## [Task to carry out]
List the lines of this listing that hold the word "JSON".

================

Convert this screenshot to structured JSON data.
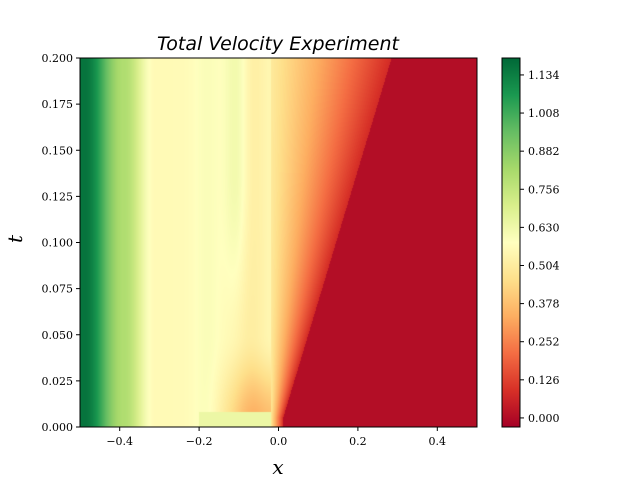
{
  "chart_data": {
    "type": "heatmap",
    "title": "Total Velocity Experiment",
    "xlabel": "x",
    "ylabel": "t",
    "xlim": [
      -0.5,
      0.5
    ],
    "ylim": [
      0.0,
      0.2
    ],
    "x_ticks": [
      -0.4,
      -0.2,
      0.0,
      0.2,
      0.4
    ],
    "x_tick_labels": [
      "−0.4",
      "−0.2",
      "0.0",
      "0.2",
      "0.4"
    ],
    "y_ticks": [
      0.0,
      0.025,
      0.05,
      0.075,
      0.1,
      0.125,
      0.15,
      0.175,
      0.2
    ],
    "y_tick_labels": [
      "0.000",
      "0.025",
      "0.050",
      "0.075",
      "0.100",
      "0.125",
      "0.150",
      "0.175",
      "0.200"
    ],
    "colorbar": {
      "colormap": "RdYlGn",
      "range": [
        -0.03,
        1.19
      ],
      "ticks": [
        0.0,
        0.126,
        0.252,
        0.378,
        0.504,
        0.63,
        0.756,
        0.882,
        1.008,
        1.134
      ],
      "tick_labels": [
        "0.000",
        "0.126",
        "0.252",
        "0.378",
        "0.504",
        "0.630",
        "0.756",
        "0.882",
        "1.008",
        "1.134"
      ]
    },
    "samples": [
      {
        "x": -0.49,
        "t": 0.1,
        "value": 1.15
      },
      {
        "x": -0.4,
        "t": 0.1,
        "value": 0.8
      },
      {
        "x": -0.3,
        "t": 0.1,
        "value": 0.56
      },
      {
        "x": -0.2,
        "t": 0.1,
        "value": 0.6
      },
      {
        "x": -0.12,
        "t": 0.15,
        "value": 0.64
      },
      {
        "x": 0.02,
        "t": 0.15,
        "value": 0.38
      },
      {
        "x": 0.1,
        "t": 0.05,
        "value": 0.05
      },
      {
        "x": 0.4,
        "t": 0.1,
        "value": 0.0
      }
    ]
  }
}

================

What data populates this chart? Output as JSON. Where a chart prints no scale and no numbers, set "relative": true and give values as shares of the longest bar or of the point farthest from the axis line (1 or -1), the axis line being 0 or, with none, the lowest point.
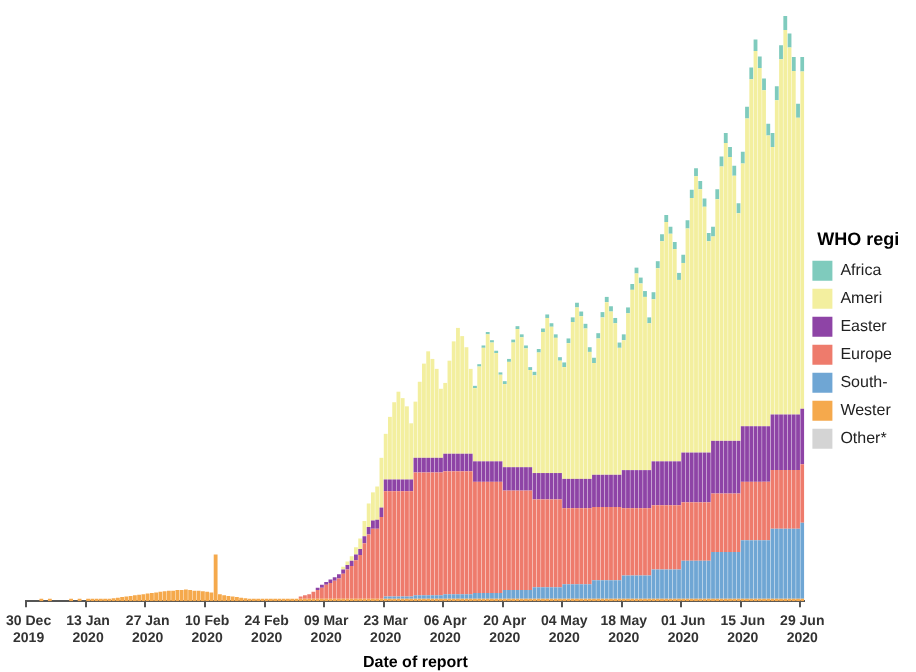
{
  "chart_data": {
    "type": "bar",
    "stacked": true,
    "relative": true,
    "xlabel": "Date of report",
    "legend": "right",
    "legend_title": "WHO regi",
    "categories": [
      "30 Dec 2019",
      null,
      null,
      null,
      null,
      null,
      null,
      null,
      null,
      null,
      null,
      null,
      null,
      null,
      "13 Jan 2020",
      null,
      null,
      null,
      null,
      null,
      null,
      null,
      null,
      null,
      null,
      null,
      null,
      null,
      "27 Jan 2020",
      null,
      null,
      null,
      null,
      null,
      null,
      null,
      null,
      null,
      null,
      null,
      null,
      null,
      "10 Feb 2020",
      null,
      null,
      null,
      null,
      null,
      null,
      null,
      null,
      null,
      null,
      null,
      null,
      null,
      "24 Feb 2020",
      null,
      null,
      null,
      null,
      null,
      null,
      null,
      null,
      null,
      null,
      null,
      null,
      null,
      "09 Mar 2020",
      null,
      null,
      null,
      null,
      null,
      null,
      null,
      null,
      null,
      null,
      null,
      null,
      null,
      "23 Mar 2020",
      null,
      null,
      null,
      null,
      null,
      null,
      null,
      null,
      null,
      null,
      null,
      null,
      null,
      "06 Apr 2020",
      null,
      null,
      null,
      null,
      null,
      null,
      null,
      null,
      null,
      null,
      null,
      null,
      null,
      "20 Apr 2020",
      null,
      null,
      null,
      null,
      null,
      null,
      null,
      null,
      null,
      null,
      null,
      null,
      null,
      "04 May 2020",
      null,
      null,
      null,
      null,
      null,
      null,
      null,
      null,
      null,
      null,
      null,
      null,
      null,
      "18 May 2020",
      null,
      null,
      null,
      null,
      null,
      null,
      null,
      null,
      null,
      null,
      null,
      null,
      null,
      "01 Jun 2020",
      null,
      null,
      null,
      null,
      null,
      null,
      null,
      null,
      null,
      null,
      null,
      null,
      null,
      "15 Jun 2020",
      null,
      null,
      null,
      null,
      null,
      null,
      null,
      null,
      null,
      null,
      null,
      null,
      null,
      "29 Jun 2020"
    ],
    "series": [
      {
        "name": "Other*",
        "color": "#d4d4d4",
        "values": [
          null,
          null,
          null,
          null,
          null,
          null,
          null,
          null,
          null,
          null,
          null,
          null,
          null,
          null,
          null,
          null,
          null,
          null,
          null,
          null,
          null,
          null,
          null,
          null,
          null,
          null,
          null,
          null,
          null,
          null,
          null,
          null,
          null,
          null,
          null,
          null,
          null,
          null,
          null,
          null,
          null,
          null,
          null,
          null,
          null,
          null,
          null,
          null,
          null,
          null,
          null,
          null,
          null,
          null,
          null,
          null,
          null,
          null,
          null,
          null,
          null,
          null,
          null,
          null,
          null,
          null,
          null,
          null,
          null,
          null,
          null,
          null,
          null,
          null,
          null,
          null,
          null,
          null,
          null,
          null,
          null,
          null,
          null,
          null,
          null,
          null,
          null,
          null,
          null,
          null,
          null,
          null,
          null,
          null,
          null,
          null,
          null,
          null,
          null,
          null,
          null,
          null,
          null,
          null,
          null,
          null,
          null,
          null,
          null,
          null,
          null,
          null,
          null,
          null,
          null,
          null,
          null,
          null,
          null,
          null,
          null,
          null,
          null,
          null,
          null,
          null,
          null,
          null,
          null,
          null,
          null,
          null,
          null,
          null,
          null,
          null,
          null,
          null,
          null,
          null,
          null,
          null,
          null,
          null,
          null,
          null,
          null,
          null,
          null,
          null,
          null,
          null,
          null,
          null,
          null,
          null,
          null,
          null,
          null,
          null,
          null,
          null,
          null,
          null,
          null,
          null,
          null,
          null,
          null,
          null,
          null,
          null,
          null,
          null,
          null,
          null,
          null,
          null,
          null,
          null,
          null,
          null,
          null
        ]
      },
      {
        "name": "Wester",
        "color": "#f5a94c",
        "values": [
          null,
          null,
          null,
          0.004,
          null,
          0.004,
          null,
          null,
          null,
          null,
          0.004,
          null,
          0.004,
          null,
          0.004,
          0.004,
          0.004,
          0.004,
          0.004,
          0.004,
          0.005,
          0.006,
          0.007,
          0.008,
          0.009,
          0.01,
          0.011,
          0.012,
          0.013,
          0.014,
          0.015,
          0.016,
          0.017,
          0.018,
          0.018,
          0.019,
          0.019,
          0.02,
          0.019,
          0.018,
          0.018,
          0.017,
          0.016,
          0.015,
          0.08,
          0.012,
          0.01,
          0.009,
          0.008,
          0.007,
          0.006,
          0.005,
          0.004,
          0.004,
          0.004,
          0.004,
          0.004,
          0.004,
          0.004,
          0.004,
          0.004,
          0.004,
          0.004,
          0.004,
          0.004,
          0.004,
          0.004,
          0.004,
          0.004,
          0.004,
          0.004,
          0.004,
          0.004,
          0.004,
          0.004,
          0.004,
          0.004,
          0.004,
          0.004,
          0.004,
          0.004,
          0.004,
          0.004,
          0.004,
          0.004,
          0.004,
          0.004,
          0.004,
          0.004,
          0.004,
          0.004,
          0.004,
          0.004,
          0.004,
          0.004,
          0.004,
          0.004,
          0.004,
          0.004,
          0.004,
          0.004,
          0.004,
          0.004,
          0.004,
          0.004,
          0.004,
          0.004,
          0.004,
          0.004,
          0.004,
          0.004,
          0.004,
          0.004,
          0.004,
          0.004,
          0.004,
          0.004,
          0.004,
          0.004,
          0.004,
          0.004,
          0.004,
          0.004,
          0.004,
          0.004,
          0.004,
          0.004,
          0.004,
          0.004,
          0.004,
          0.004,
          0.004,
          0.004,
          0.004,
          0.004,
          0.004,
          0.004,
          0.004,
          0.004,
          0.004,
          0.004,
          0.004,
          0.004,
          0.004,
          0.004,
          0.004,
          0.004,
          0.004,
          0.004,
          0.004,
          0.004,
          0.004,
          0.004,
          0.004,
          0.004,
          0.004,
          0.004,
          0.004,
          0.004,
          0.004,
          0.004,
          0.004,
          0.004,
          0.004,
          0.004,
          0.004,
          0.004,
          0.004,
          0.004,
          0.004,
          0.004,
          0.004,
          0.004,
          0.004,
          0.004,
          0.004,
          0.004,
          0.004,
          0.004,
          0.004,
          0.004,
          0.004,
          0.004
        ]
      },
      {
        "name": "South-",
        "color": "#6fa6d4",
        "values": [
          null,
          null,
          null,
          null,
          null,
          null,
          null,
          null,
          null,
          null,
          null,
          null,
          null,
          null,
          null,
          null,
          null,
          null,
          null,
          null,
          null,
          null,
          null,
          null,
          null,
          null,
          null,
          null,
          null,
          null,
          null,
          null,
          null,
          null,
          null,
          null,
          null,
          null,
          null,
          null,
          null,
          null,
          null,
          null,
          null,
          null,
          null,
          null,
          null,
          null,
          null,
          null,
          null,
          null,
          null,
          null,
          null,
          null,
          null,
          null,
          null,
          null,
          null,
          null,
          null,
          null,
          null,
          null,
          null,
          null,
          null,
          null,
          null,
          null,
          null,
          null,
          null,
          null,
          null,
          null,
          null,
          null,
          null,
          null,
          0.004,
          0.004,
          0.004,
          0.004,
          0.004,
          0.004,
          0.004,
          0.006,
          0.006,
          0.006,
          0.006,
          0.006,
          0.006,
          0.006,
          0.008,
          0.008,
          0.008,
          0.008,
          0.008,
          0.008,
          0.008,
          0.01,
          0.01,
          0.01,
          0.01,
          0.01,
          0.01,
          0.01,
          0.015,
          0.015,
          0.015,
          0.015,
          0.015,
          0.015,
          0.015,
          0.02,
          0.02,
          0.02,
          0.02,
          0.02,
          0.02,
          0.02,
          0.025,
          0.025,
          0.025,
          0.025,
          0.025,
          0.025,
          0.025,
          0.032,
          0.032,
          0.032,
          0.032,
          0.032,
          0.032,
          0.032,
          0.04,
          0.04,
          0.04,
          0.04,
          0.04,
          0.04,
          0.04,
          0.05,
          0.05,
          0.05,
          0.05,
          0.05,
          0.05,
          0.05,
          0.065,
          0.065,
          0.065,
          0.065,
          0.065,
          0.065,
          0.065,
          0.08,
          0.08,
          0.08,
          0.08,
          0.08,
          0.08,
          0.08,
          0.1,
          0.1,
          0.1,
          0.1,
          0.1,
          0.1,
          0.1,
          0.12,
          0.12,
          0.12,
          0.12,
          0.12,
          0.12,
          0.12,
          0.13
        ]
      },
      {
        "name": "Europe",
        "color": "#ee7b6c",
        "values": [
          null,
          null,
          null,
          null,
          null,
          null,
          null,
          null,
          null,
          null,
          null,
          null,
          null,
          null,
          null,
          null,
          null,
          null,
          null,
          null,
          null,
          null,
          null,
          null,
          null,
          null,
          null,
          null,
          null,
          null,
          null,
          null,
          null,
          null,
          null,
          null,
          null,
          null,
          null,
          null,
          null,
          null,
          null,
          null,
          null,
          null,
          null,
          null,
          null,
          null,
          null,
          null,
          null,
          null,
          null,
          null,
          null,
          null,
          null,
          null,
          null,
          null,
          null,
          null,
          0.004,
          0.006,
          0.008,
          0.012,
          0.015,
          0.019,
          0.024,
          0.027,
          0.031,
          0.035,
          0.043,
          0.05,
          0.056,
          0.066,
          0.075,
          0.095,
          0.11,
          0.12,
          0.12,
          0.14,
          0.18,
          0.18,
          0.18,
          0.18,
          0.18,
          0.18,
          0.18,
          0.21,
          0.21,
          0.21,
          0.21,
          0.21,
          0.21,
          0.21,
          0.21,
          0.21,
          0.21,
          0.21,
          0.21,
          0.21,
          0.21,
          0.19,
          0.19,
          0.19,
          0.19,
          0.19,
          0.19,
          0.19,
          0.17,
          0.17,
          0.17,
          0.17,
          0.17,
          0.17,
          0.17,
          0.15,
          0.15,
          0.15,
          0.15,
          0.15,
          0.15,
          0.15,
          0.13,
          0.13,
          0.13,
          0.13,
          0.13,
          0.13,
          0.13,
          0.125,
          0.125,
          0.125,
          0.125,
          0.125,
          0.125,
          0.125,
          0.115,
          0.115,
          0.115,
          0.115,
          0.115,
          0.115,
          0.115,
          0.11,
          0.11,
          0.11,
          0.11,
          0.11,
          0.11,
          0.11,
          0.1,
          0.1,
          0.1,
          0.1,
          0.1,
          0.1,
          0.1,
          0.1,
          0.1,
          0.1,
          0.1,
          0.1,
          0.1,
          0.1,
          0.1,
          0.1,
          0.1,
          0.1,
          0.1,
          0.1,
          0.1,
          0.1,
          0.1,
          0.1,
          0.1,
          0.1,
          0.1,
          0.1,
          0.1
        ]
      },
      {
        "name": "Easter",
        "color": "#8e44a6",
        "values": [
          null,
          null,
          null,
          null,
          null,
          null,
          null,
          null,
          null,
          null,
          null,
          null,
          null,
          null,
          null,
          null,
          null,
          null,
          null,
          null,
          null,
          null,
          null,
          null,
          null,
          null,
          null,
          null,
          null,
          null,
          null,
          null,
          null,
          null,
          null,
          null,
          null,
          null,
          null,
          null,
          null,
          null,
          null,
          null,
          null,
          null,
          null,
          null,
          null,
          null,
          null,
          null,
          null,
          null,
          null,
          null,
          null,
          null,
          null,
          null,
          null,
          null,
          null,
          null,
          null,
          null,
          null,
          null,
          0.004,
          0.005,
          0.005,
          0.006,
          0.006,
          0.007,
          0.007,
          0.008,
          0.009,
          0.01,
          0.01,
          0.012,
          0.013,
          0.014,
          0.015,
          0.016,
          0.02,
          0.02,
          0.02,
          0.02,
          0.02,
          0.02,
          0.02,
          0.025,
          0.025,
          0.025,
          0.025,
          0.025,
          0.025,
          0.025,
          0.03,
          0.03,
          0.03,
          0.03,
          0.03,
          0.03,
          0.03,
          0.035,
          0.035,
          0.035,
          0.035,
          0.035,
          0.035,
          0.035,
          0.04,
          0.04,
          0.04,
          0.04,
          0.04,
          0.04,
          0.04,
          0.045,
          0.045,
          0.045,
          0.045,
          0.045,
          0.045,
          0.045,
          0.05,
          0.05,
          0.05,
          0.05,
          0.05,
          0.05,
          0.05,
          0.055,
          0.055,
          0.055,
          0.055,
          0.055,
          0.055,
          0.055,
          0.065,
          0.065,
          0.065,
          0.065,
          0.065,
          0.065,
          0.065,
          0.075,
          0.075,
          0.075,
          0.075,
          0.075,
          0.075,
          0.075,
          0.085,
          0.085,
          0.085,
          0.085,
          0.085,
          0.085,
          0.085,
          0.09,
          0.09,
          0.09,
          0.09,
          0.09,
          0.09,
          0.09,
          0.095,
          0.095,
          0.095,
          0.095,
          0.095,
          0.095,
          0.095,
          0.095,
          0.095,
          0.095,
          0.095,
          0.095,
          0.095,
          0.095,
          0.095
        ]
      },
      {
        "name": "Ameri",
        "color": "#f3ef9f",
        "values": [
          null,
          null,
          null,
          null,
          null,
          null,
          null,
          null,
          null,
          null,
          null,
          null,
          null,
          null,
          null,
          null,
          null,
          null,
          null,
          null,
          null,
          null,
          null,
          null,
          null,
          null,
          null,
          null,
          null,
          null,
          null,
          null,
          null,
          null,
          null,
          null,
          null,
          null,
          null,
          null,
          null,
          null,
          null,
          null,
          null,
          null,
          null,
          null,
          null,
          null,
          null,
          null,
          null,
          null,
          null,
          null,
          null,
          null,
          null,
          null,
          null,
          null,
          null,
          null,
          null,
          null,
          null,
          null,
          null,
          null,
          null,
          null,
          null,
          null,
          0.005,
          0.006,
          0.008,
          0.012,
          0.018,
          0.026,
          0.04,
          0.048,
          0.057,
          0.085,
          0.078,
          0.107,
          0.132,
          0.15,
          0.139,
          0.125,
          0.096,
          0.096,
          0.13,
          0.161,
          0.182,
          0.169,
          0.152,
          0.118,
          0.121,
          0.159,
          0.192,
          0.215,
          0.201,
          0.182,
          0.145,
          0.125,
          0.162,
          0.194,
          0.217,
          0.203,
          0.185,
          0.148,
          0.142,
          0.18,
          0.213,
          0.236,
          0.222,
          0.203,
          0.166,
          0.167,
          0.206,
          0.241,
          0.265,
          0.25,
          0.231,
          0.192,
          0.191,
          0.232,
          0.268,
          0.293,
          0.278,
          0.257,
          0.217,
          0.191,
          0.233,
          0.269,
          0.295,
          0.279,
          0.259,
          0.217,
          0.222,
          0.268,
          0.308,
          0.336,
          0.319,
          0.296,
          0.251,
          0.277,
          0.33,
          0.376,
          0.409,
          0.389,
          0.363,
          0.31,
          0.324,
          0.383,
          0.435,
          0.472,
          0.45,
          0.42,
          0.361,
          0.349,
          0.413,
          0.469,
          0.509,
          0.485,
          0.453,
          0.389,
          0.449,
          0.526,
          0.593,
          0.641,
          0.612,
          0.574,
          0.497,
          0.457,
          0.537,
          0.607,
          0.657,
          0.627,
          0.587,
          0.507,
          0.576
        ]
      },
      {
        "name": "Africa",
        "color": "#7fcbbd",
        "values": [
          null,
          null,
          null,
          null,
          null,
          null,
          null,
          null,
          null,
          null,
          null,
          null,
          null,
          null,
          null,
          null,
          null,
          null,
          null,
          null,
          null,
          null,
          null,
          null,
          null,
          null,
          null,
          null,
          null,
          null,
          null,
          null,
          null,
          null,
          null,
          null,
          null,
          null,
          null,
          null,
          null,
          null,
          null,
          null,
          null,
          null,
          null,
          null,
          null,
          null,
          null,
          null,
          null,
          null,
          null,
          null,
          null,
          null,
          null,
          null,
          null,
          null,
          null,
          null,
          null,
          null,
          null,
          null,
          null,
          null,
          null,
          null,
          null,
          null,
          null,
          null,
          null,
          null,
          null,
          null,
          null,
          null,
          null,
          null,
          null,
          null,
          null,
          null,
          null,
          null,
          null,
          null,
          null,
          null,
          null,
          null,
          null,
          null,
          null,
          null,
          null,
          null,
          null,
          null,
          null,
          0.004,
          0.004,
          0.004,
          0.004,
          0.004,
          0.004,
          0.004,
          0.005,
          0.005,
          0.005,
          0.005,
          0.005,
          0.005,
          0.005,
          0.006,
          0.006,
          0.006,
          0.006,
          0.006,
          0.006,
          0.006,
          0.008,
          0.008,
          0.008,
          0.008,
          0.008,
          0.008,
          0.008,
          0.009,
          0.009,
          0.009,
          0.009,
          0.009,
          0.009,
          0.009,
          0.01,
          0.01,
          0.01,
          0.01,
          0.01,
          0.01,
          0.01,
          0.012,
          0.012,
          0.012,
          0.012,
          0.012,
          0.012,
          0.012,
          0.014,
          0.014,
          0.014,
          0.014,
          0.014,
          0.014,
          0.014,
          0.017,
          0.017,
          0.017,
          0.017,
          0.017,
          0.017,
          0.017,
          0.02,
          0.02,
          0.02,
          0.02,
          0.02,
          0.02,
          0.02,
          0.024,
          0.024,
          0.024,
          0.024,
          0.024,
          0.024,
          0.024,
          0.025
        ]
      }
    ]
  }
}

================

## [Task result]
Convert this screenshot to structured JSON data.
What data populates this chart? Output as JSON. Where a chart prints no scale and no numbers, set "relative": true and give values as shares of the longest bar or of the point farthest from the axis line (1 or -1), the axis line being 0 or, with none, the lowest point.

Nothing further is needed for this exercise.